(Data items)
________________________________________

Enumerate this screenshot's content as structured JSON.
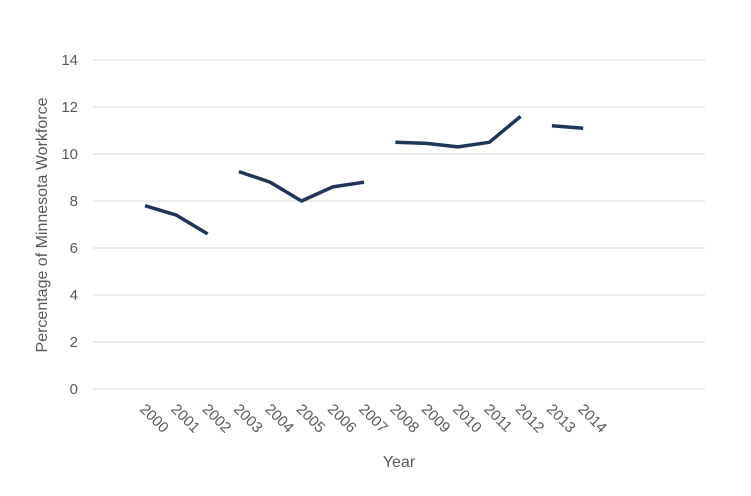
{
  "chart_data": {
    "type": "line",
    "title": "",
    "xlabel": "Year",
    "ylabel": "Percentage of Minnesota Workforce",
    "categories": [
      "2000",
      "2001",
      "2002",
      "2003",
      "2004",
      "2005",
      "2006",
      "2007",
      "2008",
      "2009",
      "2010",
      "2011",
      "2012",
      "2013",
      "2014"
    ],
    "segments": [
      {
        "x": [
          "2000",
          "2001",
          "2002"
        ],
        "values": [
          7.8,
          7.4,
          6.6
        ]
      },
      {
        "x": [
          "2003",
          "2004",
          "2005",
          "2006",
          "2007"
        ],
        "values": [
          9.25,
          8.8,
          8.0,
          8.6,
          8.8
        ]
      },
      {
        "x": [
          "2008",
          "2009",
          "2010",
          "2011",
          "2012"
        ],
        "values": [
          10.5,
          10.45,
          10.3,
          10.5,
          11.6
        ]
      },
      {
        "x": [
          "2013",
          "2014"
        ],
        "values": [
          11.2,
          11.1
        ]
      }
    ],
    "ylim": [
      0,
      14
    ],
    "yticks": [
      0,
      2,
      4,
      6,
      8,
      10,
      12,
      14
    ],
    "grid": true,
    "line_color": "#1f3657",
    "grid_color": "#d9d9d9"
  }
}
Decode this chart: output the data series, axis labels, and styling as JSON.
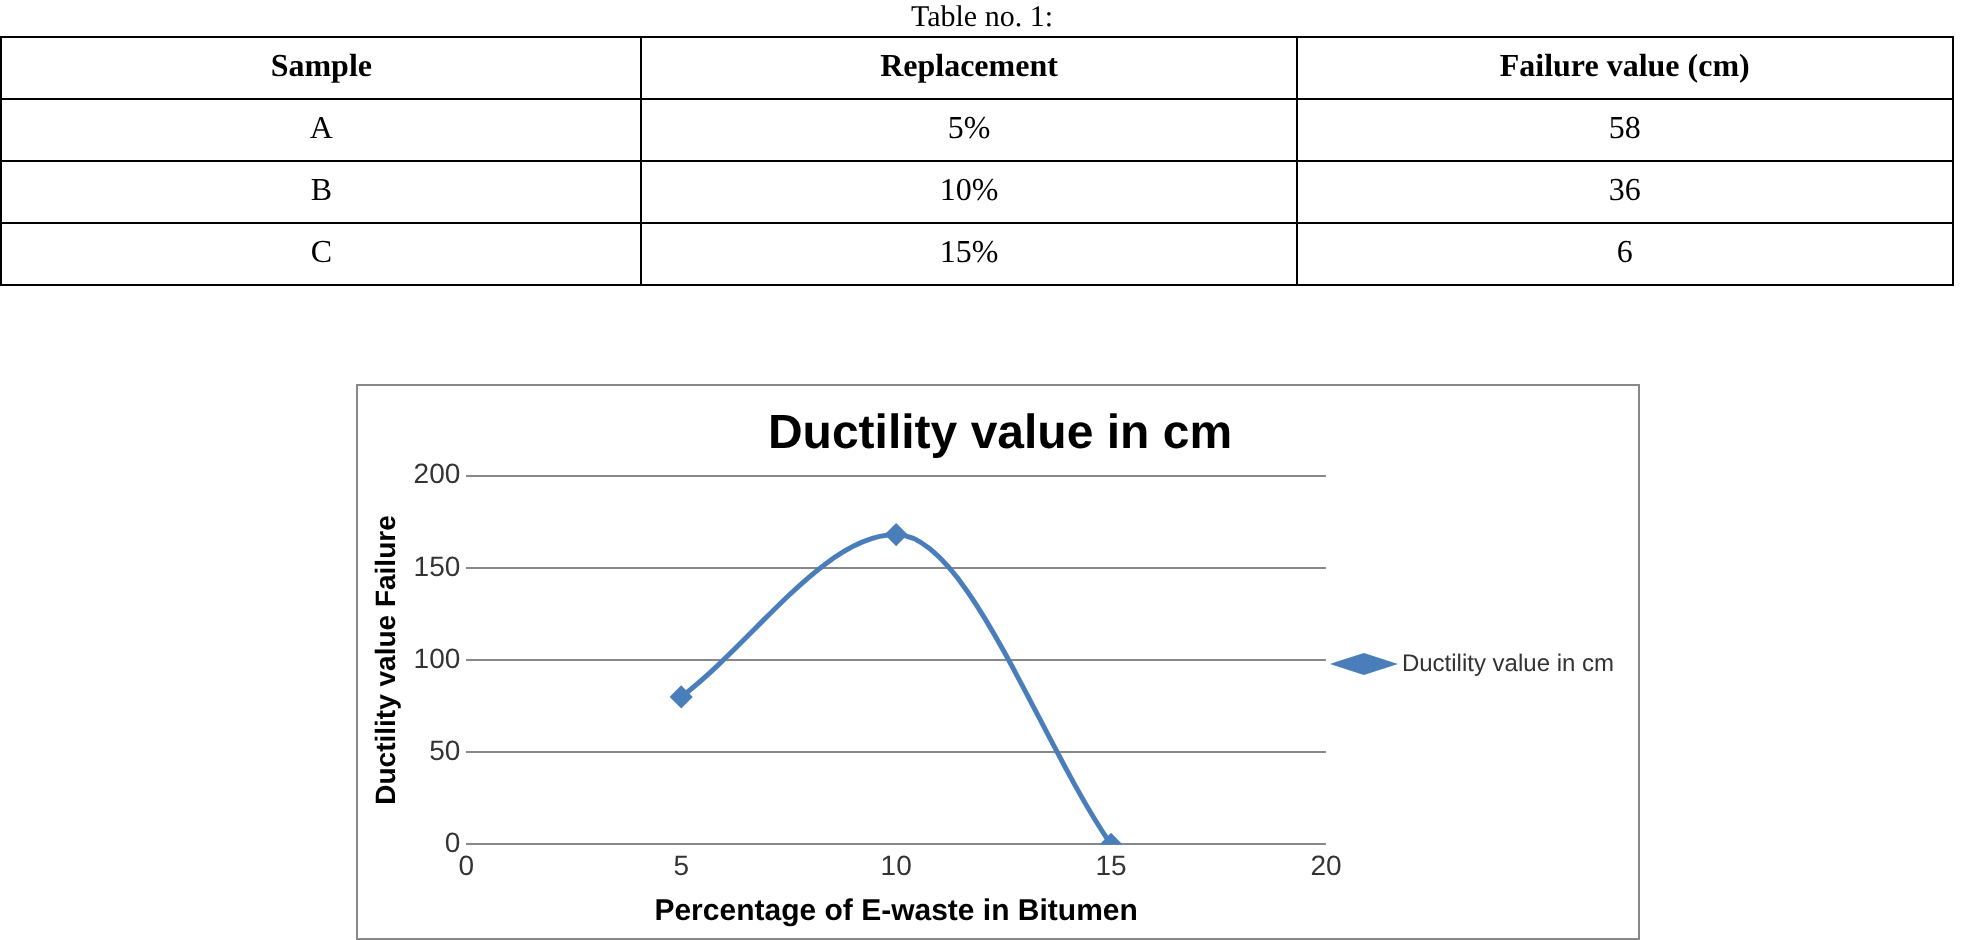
{
  "chart_data": {
    "type": "line",
    "title": "Ductility value in cm",
    "xlabel": "Percentage of E-waste in Bitumen",
    "ylabel": "Ductility value Failure",
    "x": [
      5,
      10,
      15
    ],
    "series": [
      {
        "name": "Ductility value in cm",
        "color": "#4a7ebb",
        "values": [
          80,
          168,
          0
        ]
      }
    ],
    "xlim": [
      0,
      20
    ],
    "xticks": [
      0,
      5,
      10,
      15,
      20
    ],
    "ylim": [
      0,
      200
    ],
    "yticks": [
      0,
      50,
      100,
      150,
      200
    ],
    "grid": "y",
    "legend": "right",
    "marker": "diamond",
    "line_style": "solid",
    "annotations": [
      "Table no. 1:",
      "Sample",
      "Replacement",
      "Failure value (cm)",
      "A",
      "5%",
      "58",
      "B",
      "10%",
      "36",
      "C",
      "15%",
      "6"
    ]
  }
}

________________________________________

* _Task objective_
Without including any picture, retype the entries exactly.

* _Written answer_
Enumerate this screenshot's content as structured JSON.
{
  "chart_data": {
    "type": "line",
    "title": "",
    "xlabel": "Year",
    "ylabel": "Percentage of Minnesota Workforce",
    "categories": [
      "2000",
      "2001",
      "2002",
      "2003",
      "2004",
      "2005",
      "2006",
      "2007",
      "2008",
      "2009",
      "2010",
      "2011",
      "2012",
      "2013",
      "2014"
    ],
    "segments": [
      {
        "x": [
          "2000",
          "2001",
          "2002"
        ],
        "values": [
          7.8,
          7.4,
          6.6
        ]
      },
      {
        "x": [
          "2003",
          "2004",
          "2005",
          "2006",
          "2007"
        ],
        "values": [
          9.25,
          8.8,
          8.0,
          8.6,
          8.8
        ]
      },
      {
        "x": [
          "2008",
          "2009",
          "2010",
          "2011",
          "2012"
        ],
        "values": [
          10.5,
          10.45,
          10.3,
          10.5,
          11.6
        ]
      },
      {
        "x": [
          "2013",
          "2014"
        ],
        "values": [
          11.2,
          11.1
        ]
      }
    ],
    "ylim": [
      0,
      14
    ],
    "yticks": [
      0,
      2,
      4,
      6,
      8,
      10,
      12,
      14
    ],
    "grid": true,
    "line_color": "#1f3657",
    "grid_color": "#d9d9d9"
  }
}
Decode this chart: output the data series, axis labels, and styling as JSON.
{
  "chart_data": {
    "type": "line",
    "title": "Ductility value in cm",
    "xlabel": "Percentage of E-waste in Bitumen",
    "ylabel": "Ductility value Failure",
    "x": [
      5,
      10,
      15
    ],
    "series": [
      {
        "name": "Ductility value in cm",
        "color": "#4a7ebb",
        "values": [
          80,
          168,
          0
        ]
      }
    ],
    "xlim": [
      0,
      20
    ],
    "xticks": [
      0,
      5,
      10,
      15,
      20
    ],
    "ylim": [
      0,
      200
    ],
    "yticks": [
      0,
      50,
      100,
      150,
      200
    ],
    "grid": "y",
    "legend": "right",
    "marker": "diamond",
    "line_style": "solid",
    "annotations": [
      "Table no. 1:",
      "Sample",
      "Replacement",
      "Failure value (cm)",
      "A",
      "5%",
      "58",
      "B",
      "10%",
      "36",
      "C",
      "15%",
      "6"
    ]
  }
}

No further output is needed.